- _Tarea 1_:
Enumera todas las citas entre comillas que aparecen en el fragmento dado sobre Comala.

───── Fragmento dado

No
me gustaría morir en Comala. Uno se aguanta esta vida, haciendo todo lo que
tiene que hacer con tal de dejar lo que quiere dejar, aferrado a la esperanza
de que luego podrá sempiternamente descansar en paz; pero en Comala ni después
de muerto se tiene sosiego; tantas voces, tanta conciencia fastidiando…
Muertos, y sin esperanza de ser
redimidos, penando hasta en el fondo oscuro de los sepulcros, rebotando como
ecos en la desolación de un pueblo en ruinas. Abandonados.
Si “la alegría cansa”, esta muerte
de Comala ha de ser la más patética forma de existencia, puesto que ya nada se
espera en este incesante repetir de lo que se fue. Alguien pide que recen por
su alma, pero es sabido que “Ninguno de los que todavía vivimos está en gracia
de Dios. Nadie podrá alzar sus ojos al cielo sin sentirlos sucios de vergüenza.
Y la vergüenza no cura.” El hecho es que ninguno de ellos vive, y es como si a
veces lo olvidaran, y como si al recordarlo y deshacerse, murieran nuevamente,
nunca del todo.
Cuando Juan Preciado muere,
dice: “Como si hubiera retrocedido el tiempo.” Es así. Comala está atrapada en
Comala. No hay avance. La Santa Muerte se ha dado el gusto de crear este
ámbito, un reino de ultratumba que está por fuera de los descritos por Dante, amarrado
al cadáver de un remoto pueblecito mexicano. Las ánimas de Comala no son capaces
de abandonar este reino porque todas, como Eurídice y la mujer de Lot, siempre
vuelven la mirada, hacia el pasado, a Pedro Páramo.

──────────
───── Material proporcionado

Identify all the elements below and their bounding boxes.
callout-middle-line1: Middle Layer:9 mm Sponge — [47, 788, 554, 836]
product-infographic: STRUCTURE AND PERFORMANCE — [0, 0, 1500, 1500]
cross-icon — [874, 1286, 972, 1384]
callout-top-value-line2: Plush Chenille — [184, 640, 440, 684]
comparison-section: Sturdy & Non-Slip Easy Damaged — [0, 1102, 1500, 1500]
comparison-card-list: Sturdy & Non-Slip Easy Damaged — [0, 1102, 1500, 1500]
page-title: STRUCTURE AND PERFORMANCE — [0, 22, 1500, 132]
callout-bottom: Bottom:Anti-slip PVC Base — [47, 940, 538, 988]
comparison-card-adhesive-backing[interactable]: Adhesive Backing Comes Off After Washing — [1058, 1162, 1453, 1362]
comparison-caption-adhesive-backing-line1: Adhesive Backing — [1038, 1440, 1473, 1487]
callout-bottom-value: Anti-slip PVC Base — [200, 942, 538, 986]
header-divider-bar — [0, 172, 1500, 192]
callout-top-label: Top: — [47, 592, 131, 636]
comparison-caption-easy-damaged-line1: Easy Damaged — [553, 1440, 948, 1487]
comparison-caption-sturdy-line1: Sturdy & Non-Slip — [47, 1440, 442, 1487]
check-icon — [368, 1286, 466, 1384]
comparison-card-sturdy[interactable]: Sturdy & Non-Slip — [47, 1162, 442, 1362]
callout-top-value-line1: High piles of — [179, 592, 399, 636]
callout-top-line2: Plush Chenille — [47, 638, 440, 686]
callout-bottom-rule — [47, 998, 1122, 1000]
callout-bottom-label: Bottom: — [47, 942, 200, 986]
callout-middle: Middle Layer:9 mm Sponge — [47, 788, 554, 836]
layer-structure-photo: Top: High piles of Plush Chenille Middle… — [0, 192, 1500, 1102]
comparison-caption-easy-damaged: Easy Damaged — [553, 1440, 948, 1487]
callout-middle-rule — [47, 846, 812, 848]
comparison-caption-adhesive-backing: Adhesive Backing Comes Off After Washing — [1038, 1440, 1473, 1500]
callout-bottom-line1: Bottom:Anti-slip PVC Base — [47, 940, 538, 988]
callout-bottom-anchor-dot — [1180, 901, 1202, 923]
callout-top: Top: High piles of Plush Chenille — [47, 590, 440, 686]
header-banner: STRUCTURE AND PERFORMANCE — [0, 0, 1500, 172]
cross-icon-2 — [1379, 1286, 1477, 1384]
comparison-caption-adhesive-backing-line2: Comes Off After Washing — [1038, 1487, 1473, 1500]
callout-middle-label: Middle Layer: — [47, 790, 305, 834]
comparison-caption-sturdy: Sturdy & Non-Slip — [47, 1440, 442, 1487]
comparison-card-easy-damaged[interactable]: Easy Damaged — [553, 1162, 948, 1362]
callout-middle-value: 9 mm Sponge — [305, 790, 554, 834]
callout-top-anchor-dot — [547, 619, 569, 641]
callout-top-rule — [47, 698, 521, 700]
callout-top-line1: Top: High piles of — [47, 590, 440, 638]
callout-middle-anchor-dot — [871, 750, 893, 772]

──────────

- _Tarea 2_:
Por favor, actualiza las entradas desde la primera hasta la línea que contiene "callout-top-value-line1: High piles", ambas incluidas, cambiando "Plush Chenille" por "Soft Velvet" sin tocar nada más. Devuelve únicamente esas líneas.

- _Respuesta completa 1_:
- “la alegría cansa”
- “Ninguno de los que todavía vivimos está en gracia de Dios. Nadie podrá alzar sus ojos al cielo sin sentirlos sucios de vergüenza. Y la vergüenza no cura.”
- “Como si hubiera retrocedido el tiempo.”

- _Respuesta completa 2_:
Identify all the elements below and their bounding boxes.
callout-middle-line1: Middle Layer:9 mm Sponge — [47, 788, 554, 836]
product-infographic: STRUCTURE AND PERFORMANCE — [0, 0, 1500, 1500]
cross-icon — [874, 1286, 972, 1384]
callout-top-value-line2: Soft Velvet — [184, 640, 440, 684]
comparison-section: Sturdy & Non-Slip Easy Damaged — [0, 1102, 1500, 1500]
comparison-card-list: Sturdy & Non-Slip Easy Damaged — [0, 1102, 1500, 1500]
page-title: STRUCTURE AND PERFORMANCE — [0, 22, 1500, 132]
callout-bottom: Bottom:Anti-slip PVC Base — [47, 940, 538, 988]
comparison-card-adhesive-backing[interactable]: Adhesive Backing Comes Off After Washing — [1058, 1162, 1453, 1362]
comparison-caption-adhesive-backing-line1: Adhesive Backing — [1038, 1440, 1473, 1487]
callout-bottom-value: Anti-slip PVC Base — [200, 942, 538, 986]
header-divider-bar — [0, 172, 1500, 192]
callout-top-label: Top: — [47, 592, 131, 636]
comparison-caption-easy-damaged-line1: Easy Damaged — [553, 1440, 948, 1487]
comparison-caption-sturdy-line1: Sturdy & Non-Slip — [47, 1440, 442, 1487]
check-icon — [368, 1286, 466, 1384]
comparison-card-sturdy[interactable]: Sturdy & Non-Slip — [47, 1162, 442, 1362]
callout-top-value-line1: High piles of — [179, 592, 399, 636]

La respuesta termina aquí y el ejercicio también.